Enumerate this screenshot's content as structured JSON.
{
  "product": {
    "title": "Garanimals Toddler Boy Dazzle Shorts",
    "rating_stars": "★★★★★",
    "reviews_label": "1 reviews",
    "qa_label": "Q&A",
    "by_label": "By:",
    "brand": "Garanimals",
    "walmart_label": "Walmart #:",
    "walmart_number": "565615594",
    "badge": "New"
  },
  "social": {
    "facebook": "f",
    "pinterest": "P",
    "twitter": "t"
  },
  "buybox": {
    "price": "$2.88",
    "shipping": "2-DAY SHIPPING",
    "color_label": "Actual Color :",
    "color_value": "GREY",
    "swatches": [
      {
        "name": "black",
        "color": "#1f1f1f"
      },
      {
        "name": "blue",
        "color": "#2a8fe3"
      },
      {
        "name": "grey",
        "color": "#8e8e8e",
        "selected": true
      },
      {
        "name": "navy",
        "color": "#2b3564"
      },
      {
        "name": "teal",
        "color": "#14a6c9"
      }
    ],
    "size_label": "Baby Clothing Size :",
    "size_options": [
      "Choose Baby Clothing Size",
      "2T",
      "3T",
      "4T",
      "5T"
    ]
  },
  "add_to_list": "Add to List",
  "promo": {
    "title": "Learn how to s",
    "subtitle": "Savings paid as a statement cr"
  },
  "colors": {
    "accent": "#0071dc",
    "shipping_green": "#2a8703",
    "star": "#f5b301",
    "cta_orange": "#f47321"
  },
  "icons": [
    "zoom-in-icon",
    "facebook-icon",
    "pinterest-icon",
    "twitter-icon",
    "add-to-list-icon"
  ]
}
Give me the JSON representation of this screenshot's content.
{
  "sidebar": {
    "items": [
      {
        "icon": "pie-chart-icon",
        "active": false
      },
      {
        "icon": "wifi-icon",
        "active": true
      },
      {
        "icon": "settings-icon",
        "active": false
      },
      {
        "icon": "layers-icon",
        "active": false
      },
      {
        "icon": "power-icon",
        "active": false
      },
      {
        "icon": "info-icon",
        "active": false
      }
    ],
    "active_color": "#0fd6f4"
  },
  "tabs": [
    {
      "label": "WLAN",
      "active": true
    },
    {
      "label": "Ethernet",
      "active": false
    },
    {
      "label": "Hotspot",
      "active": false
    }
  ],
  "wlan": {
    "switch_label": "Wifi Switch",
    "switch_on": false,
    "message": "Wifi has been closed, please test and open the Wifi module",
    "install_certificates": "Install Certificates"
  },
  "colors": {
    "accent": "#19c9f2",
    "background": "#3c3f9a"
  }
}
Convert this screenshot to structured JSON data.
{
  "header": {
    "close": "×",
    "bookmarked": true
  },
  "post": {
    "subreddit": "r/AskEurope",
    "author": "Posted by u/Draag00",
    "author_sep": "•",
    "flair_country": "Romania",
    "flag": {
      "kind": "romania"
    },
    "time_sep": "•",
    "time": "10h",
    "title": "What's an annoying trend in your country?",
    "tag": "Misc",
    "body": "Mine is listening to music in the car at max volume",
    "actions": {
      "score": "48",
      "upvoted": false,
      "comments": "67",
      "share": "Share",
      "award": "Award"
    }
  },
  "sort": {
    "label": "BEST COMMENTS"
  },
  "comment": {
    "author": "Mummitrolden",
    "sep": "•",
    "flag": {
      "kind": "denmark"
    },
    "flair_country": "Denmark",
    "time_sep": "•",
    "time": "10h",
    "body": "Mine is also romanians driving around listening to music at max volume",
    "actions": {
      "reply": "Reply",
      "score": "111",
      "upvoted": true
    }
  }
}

-------------------------

Repeat every line of the data, exactly and in full.

Enumerate this screenshot's content as structured JSON.
{
  "product": {
    "title": "Garanimals Toddler Boy Dazzle Shorts",
    "rating_stars": "★★★★★",
    "reviews_label": "1 reviews",
    "qa_label": "Q&A",
    "by_label": "By:",
    "brand": "Garanimals",
    "walmart_label": "Walmart #:",
    "walmart_number": "565615594",
    "badge": "New"
  },
  "social": {
    "facebook": "f",
    "pinterest": "P",
    "twitter": "t"
  },
  "buybox": {
    "price": "$2.88",
    "shipping": "2-DAY SHIPPING",
    "color_label": "Actual Color :",
    "color_value": "GREY",
    "swatches": [
      {
        "name": "black",
        "color": "#1f1f1f"
      },
      {
        "name": "blue",
        "color": "#2a8fe3"
      },
      {
        "name": "grey",
        "color": "#8e8e8e",
        "selected": true
      },
      {
        "name": "navy",
        "color": "#2b3564"
      },
      {
        "name": "teal",
        "color": "#14a6c9"
      }
    ],
    "size_label": "Baby Clothing Size :",
    "size_options": [
      "Choose Baby Clothing Size",
      "2T",
      "3T",
      "4T",
      "5T"
    ]
  },
  "add_to_list": "Add to List",
  "promo": {
    "title": "Learn how to s",
    "subtitle": "Savings paid as a statement cr"
  },
  "colors": {
    "accent": "#0071dc",
    "shipping_green": "#2a8703",
    "star": "#f5b301",
    "cta_orange": "#f47321"
  },
  "icons": [
    "zoom-in-icon",
    "facebook-icon",
    "pinterest-icon",
    "twitter-icon",
    "add-to-list-icon"
  ]
}
Give me the JSON representation of this screenshot's content.
{
  "sidebar": {
    "items": [
      {
        "icon": "pie-chart-icon",
        "active": false
      },
      {
        "icon": "wifi-icon",
        "active": true
      },
      {
        "icon": "settings-icon",
        "active": false
      },
      {
        "icon": "layers-icon",
        "active": false
      },
      {
        "icon": "power-icon",
        "active": false
      },
      {
        "icon": "info-icon",
        "active": false
      }
    ],
    "active_color": "#0fd6f4"
  },
  "tabs": [
    {
      "label": "WLAN",
      "active": true
    },
    {
      "label": "Ethernet",
      "active": false
    },
    {
      "label": "Hotspot",
      "active": false
    }
  ],
  "wlan": {
    "switch_label": "Wifi Switch",
    "switch_on": false,
    "message": "Wifi has been closed, please test and open the Wifi module",
    "install_certificates": "Install Certificates"
  },
  "colors": {
    "accent": "#19c9f2",
    "background": "#3c3f9a"
  }
}
Convert this screenshot to structured JSON data.
{
  "header": {
    "close": "×",
    "bookmarked": true
  },
  "post": {
    "subreddit": "r/AskEurope",
    "author": "Posted by u/Draag00",
    "author_sep": "•",
    "flair_country": "Romania",
    "flag": {
      "kind": "romania"
    },
    "time_sep": "•",
    "time": "10h",
    "title": "What's an annoying trend in your country?",
    "tag": "Misc",
    "body": "Mine is listening to music in the car at max volume",
    "actions": {
      "score": "48",
      "upvoted": false,
      "comments": "67",
      "share": "Share",
      "award": "Award"
    }
  },
  "sort": {
    "label": "BEST COMMENTS"
  },
  "comment": {
    "author": "Mummitrolden",
    "sep": "•",
    "flag": {
      "kind": "denmark"
    },
    "flair_country": "Denmark",
    "time_sep": "•",
    "time": "10h",
    "body": "Mine is also romanians driving around listening to music at max volume",
    "actions": {
      "reply": "Reply",
      "score": "111",
      "upvoted": true
    }
  }
}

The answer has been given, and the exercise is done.